▶ **Stated goal**: Set down the whole listing verbatim.

** START OF Material for the task **

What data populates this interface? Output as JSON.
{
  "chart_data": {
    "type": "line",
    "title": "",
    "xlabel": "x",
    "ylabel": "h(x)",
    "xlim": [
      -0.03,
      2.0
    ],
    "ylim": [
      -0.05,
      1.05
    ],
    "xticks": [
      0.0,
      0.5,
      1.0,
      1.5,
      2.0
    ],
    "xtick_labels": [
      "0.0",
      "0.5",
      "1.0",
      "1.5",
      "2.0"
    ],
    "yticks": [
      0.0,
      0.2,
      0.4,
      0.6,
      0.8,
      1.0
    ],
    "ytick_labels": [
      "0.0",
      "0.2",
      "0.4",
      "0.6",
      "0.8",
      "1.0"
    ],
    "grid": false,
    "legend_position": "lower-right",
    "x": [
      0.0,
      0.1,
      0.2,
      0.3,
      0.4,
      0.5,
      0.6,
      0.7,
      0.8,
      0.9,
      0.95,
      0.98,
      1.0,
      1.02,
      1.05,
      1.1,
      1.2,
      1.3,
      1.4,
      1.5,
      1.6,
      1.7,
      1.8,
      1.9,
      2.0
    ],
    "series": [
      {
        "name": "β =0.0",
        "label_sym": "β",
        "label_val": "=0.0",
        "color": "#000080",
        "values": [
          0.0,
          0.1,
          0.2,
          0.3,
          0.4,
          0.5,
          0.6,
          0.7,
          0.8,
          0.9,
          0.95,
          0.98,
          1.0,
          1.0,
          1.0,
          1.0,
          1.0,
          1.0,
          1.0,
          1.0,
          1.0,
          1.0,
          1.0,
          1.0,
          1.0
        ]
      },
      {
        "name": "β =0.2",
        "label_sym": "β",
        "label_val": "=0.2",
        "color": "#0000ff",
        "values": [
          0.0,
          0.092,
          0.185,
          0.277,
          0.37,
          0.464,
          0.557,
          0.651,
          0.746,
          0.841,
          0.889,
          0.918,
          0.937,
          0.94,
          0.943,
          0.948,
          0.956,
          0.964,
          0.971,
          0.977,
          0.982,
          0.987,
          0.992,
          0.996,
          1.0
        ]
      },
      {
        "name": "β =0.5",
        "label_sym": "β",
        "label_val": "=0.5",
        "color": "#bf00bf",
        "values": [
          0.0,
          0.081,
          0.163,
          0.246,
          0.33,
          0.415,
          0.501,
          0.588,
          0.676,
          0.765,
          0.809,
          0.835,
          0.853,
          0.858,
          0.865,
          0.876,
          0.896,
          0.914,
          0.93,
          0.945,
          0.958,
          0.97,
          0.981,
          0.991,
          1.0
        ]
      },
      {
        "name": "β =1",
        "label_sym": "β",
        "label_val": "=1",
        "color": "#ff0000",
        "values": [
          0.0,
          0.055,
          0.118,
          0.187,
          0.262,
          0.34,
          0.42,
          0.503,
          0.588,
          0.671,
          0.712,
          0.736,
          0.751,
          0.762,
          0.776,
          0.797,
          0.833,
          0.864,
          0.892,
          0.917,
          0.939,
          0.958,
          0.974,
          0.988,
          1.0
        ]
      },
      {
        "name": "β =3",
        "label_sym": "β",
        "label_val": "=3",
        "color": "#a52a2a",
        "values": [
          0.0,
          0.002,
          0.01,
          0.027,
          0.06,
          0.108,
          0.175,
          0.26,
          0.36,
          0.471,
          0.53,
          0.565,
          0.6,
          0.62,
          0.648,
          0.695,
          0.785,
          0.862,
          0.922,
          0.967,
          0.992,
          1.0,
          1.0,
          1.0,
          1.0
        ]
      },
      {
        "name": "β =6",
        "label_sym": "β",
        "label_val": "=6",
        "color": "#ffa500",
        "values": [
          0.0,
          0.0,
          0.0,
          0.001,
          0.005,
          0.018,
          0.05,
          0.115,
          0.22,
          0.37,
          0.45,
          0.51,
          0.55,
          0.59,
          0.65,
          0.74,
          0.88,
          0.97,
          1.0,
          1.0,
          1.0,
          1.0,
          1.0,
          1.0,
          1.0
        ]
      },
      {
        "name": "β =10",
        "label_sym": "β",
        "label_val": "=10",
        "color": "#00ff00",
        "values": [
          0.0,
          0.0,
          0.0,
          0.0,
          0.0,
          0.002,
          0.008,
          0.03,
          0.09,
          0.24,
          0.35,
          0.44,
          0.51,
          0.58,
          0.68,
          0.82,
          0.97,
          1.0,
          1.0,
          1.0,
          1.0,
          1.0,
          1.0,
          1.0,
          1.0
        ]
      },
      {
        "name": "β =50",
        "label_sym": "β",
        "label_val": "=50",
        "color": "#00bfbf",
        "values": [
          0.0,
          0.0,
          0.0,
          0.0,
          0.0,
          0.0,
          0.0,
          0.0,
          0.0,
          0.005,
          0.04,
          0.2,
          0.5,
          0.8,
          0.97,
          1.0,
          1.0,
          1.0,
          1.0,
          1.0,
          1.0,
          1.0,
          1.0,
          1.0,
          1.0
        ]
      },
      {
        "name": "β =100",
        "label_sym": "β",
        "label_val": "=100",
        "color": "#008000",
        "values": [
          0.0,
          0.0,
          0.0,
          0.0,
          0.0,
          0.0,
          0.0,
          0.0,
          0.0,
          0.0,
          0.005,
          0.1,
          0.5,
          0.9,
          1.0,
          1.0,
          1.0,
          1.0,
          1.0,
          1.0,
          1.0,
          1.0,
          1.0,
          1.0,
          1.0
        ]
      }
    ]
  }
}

** END OF Material for the task **

▶ **Answer for the task**:
What data populates this interface? Output as JSON.
{
  "chart_data": {
    "type": "line",
    "title": "",
    "xlabel": "x",
    "ylabel": "h(x)",
    "xlim": [
      -0.03,
      2.0
    ],
    "ylim": [
      -0.05,
      1.05
    ],
    "xticks": [
      0.0,
      0.5,
      1.0,
      1.5,
      2.0
    ],
    "xtick_labels": [
      "0.0",
      "0.5",
      "1.0",
      "1.5",
      "2.0"
    ],
    "yticks": [
      0.0,
      0.2,
      0.4,
      0.6,
      0.8,
      1.0
    ],
    "ytick_labels": [
      "0.0",
      "0.2",
      "0.4",
      "0.6",
      "0.8",
      "1.0"
    ],
    "grid": false,
    "legend_position": "lower-right",
    "x": [
      0.0,
      0.1,
      0.2,
      0.3,
      0.4,
      0.5,
      0.6,
      0.7,
      0.8,
      0.9,
      0.95,
      0.98,
      1.0,
      1.02,
      1.05,
      1.1,
      1.2,
      1.3,
      1.4,
      1.5,
      1.6,
      1.7,
      1.8,
      1.9,
      2.0
    ],
    "series": [
      {
        "name": "β =0.0",
        "label_sym": "β",
        "label_val": "=0.0",
        "color": "#000080",
        "values": [
          0.0,
          0.1,
          0.2,
          0.3,
          0.4,
          0.5,
          0.6,
          0.7,
          0.8,
          0.9,
          0.95,
          0.98,
          1.0,
          1.0,
          1.0,
          1.0,
          1.0,
          1.0,
          1.0,
          1.0,
          1.0,
          1.0,
          1.0,
          1.0,
          1.0
        ]
      },
      {
        "name": "β =0.2",
        "label_sym": "β",
        "label_val": "=0.2",
        "color": "#0000ff",
        "values": [
          0.0,
          0.092,
          0.185,
          0.277,
          0.37,
          0.464,
          0.557,
          0.651,
          0.746,
          0.841,
          0.889,
          0.918,
          0.937,
          0.94,
          0.943,
          0.948,
          0.956,
          0.964,
          0.971,
          0.977,
          0.982,
          0.987,
          0.992,
          0.996,
          1.0
        ]
      },
      {
        "name": "β =0.5",
        "label_sym": "β",
        "label_val": "=0.5",
        "color": "#bf00bf",
        "values": [
          0.0,
          0.081,
          0.163,
          0.246,
          0.33,
          0.415,
          0.501,
          0.588,
          0.676,
          0.765,
          0.809,
          0.835,
          0.853,
          0.858,
          0.865,
          0.876,
          0.896,
          0.914,
          0.93,
          0.945,
          0.958,
          0.97,
          0.981,
          0.991,
          1.0
        ]
      },
      {
        "name": "β =1",
        "label_sym": "β",
        "label_val": "=1",
        "color": "#ff0000",
        "values": [
          0.0,
          0.055,
          0.118,
          0.187,
          0.262,
          0.34,
          0.42,
          0.503,
          0.588,
          0.671,
          0.712,
          0.736,
          0.751,
          0.762,
          0.776,
          0.797,
          0.833,
          0.864,
          0.892,
          0.917,
          0.939,
          0.958,
          0.974,
          0.988,
          1.0
        ]
      },
      {
        "name": "β =3",
        "label_sym": "β",
        "label_val": "=3",
        "color": "#a52a2a",
        "values": [
          0.0,
          0.002,
          0.01,
          0.027,
          0.06,
          0.108,
          0.175,
          0.26,
          0.36,
          0.471,
          0.53,
          0.565,
          0.6,
          0.62,
          0.648,
          0.695,
          0.785,
          0.862,
          0.922,
          0.967,
          0.992,
          1.0,
          1.0,
          1.0,
          1.0
        ]
      },
      {
        "name": "β =6",
        "label_sym": "β",
        "label_val": "=6",
        "color": "#ffa500",
        "values": [
          0.0,
          0.0,
          0.0,
          0.001,
          0.005,
          0.018,
          0.05,
          0.115,
          0.22,
          0.37,
          0.45,
          0.51,
          0.55,
          0.59,
          0.65,
          0.74,
          0.88,
          0.97,
          1.0,
          1.0,
          1.0,
          1.0,
          1.0,
          1.0,
          1.0
        ]
      },
      {
        "name": "β =10",
        "label_sym": "β",
        "label_val": "=10",
        "color": "#00ff00",
        "values": [
          0.0,
          0.0,
          0.0,
          0.0,
          0.0,
          0.002,
          0.008,
          0.03,
          0.09,
          0.24,
          0.35,
          0.44,
          0.51,
          0.58,
          0.68,
          0.82,
          0.97,
          1.0,
          1.0,
          1.0,
          1.0,
          1.0,
          1.0,
          1.0,
          1.0
        ]
      },
      {
        "name": "β =50",
        "label_sym": "β",
        "label_val": "=50",
        "color": "#00bfbf",
        "values": [
          0.0,
          0.0,
          0.0,
          0.0,
          0.0,
          0.0,
          0.0,
          0.0,
          0.0,
          0.005,
          0.04,
          0.2,
          0.5,
          0.8,
          0.97,
          1.0,
          1.0,
          1.0,
          1.0,
          1.0,
          1.0,
          1.0,
          1.0,
          1.0,
          1.0
        ]
      },
      {
        "name": "β =100",
        "label_sym": "β",
        "label_val": "=100",
        "color": "#008000",
        "values": [
          0.0,
          0.0,
          0.0,
          0.0,
          0.0,
          0.0,
          0.0,
          0.0,
          0.0,
          0.0,
          0.005,
          0.1,
          0.5,
          0.9,
          1.0,
          1.0,
          1.0,
          1.0,
          1.0,
          1.0,
          1.0,
          1.0,
          1.0,
          1.0,
          1.0
        ]
      }
    ]
  }
}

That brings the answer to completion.